Rewrite the passage on on-board reformers, starting at "On-board reformers are" and ending at "is broadly available.", and substitute "temporary" for "interim" each time it occurs.

Supplied passage:
+---+

To aid the transition to FCVs without major infrastructure changes, the energy and automotive companies have been working together to develop on-board reformers. On-board reformers convert a liquid (or other gaseous fuel) to hydrogen. Natural gas reforming is more difficult than liquid reforming, and thus the focus has been on liquids for on-board reformers. The most effort has been devoted to methanol and gasoline. DaimlerChrysler was a leader in developing an on-board methanol reformer, and the company unveiled prototype FCVs operating on methanol in the late 1990s. Other companies focused on gasoline reforming. But by 2003, all major automakers had suspended their development of on-board reformers and shifted their FCV efforts to direct hydrogen use. Several oil companies are known to be continuing their development of on-board reformers, which is an appropriate technology to be developed in an industrial R&D laboratory.

On-board reformers are attractive in that they obviate the need to build a hydrogen infrastructure. Methanol is easier to reform than gasoline is, but DaimlerChrysler and others suspended methanol reforming in part because of the challenge of developing a large-scale infrastructure for what was viewed as an interim fuel. More generally, gasoline (and methanol) reforming efforts were suspended by automakers because of several major disadvantages: on-board reformers impose substantial additional cost, add considerable complexity, reduce fuel efficiency, increase emissions, increase “engine” start-up times, and create additional safety concerns. Automakers and others considered these disadvantages to be too large to overcome the advantages of ready gasoline availability, especially when on-board reforming is considered an interim strategy until hydrogen is broadly available.

+---+

Source excerpt:

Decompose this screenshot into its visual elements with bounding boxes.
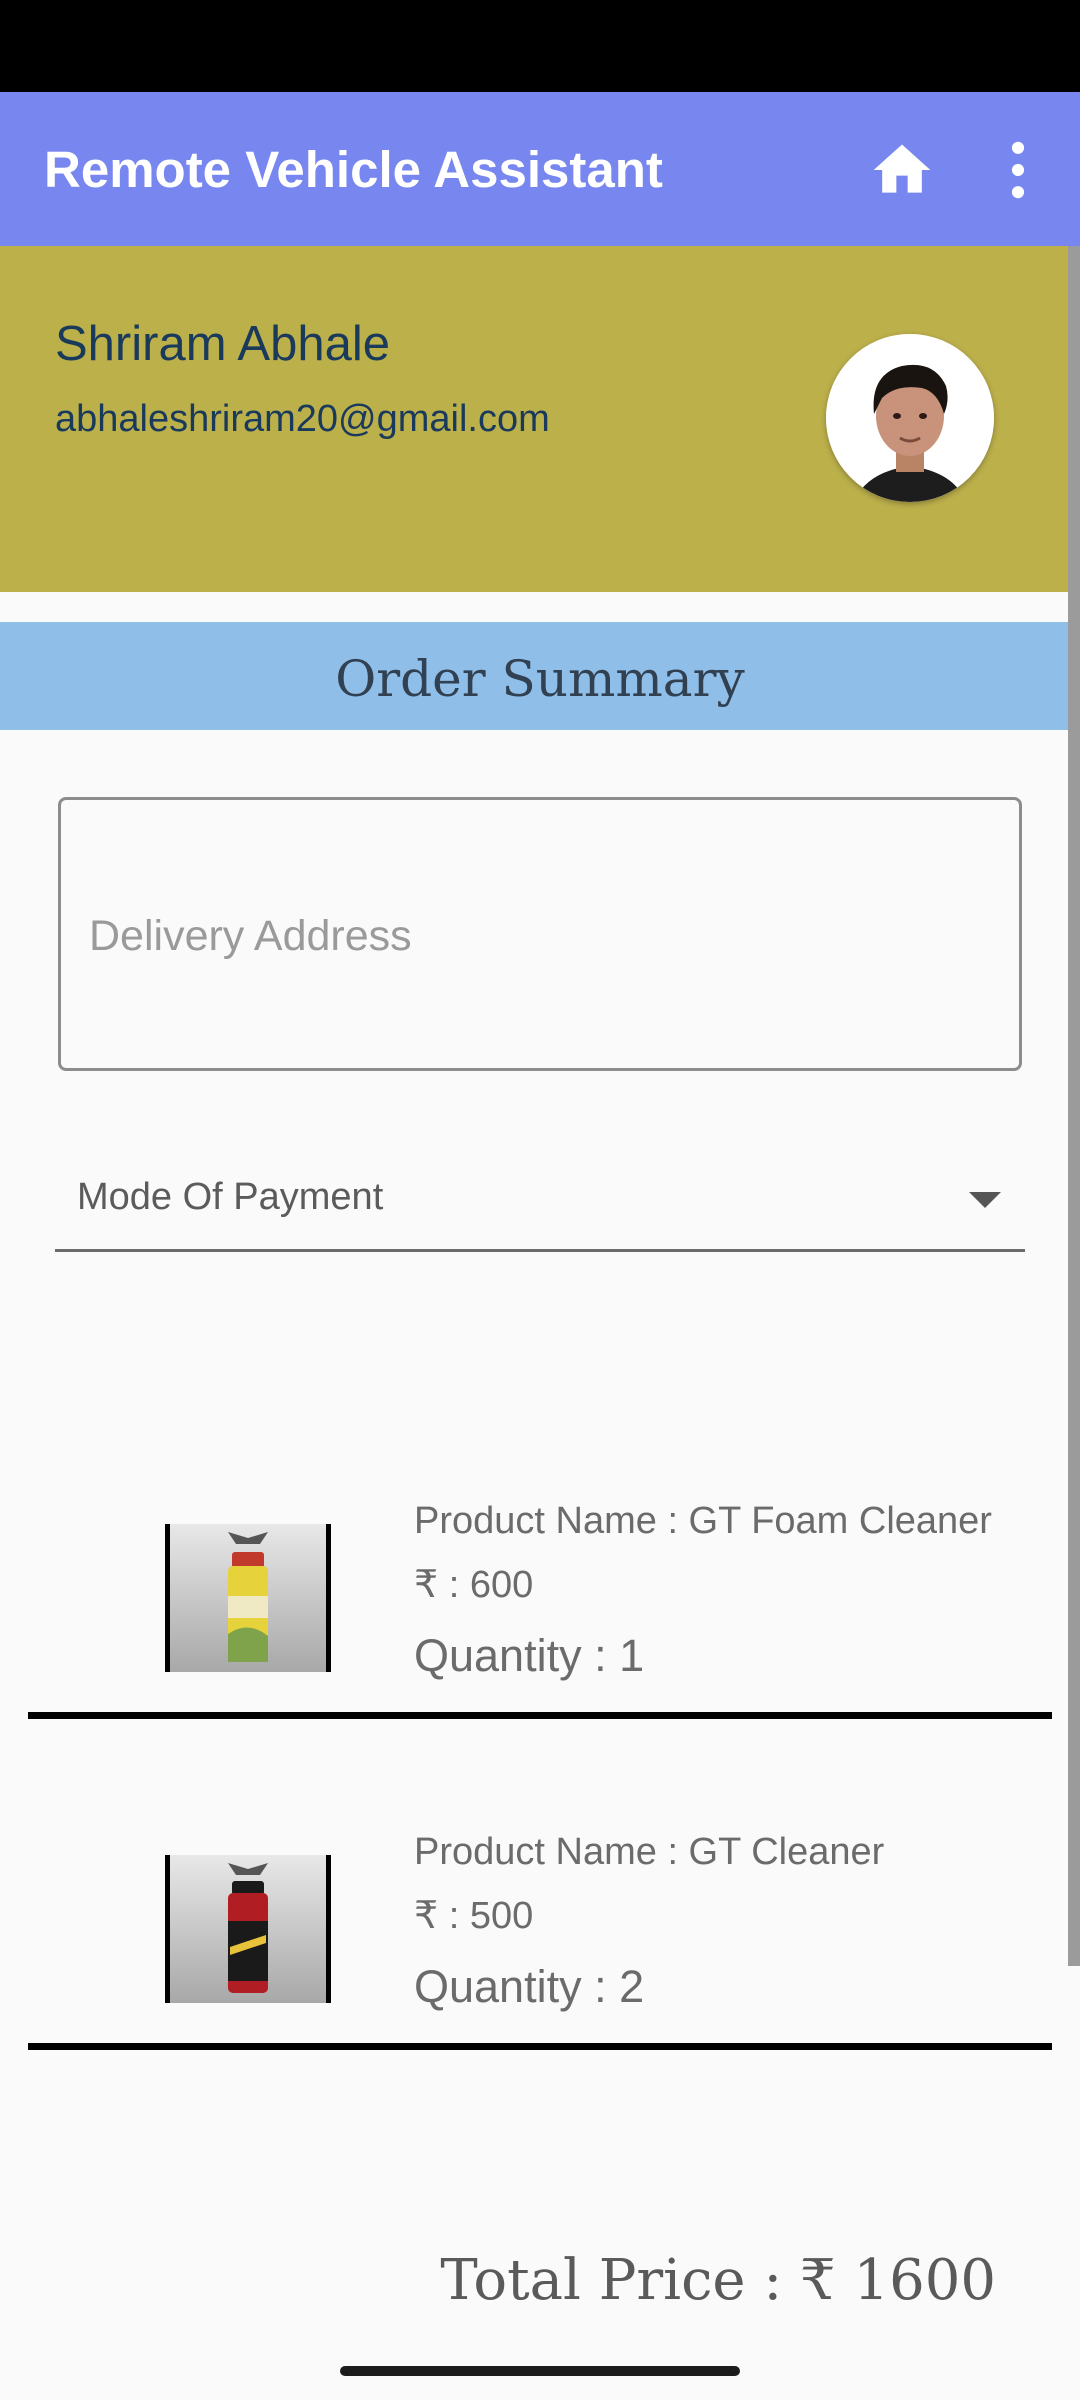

+---+

Exercise answer:
On-board reformers are attractive in that they obviate the need to build a hydrogen infrastructure. Methanol is easier to reform than gasoline is, but DaimlerChrysler and others suspended methanol reforming in part because of the challenge of developing a large-scale infrastructure for what was viewed as an temporary fuel. More generally, gasoline (and methanol) reforming efforts were suspended by automakers because of several major disadvantages: on-board reformers impose substantial additional cost, add considerable complexity, reduce fuel efficiency, increase emissions, increase “engine” start-up times, and create additional safety concerns. Automakers and others considered these disadvantages to be too large to overcome the advantages of ready gasoline availability, especially when on-board reforming is considered an temporary strategy until hydrogen is broadly available.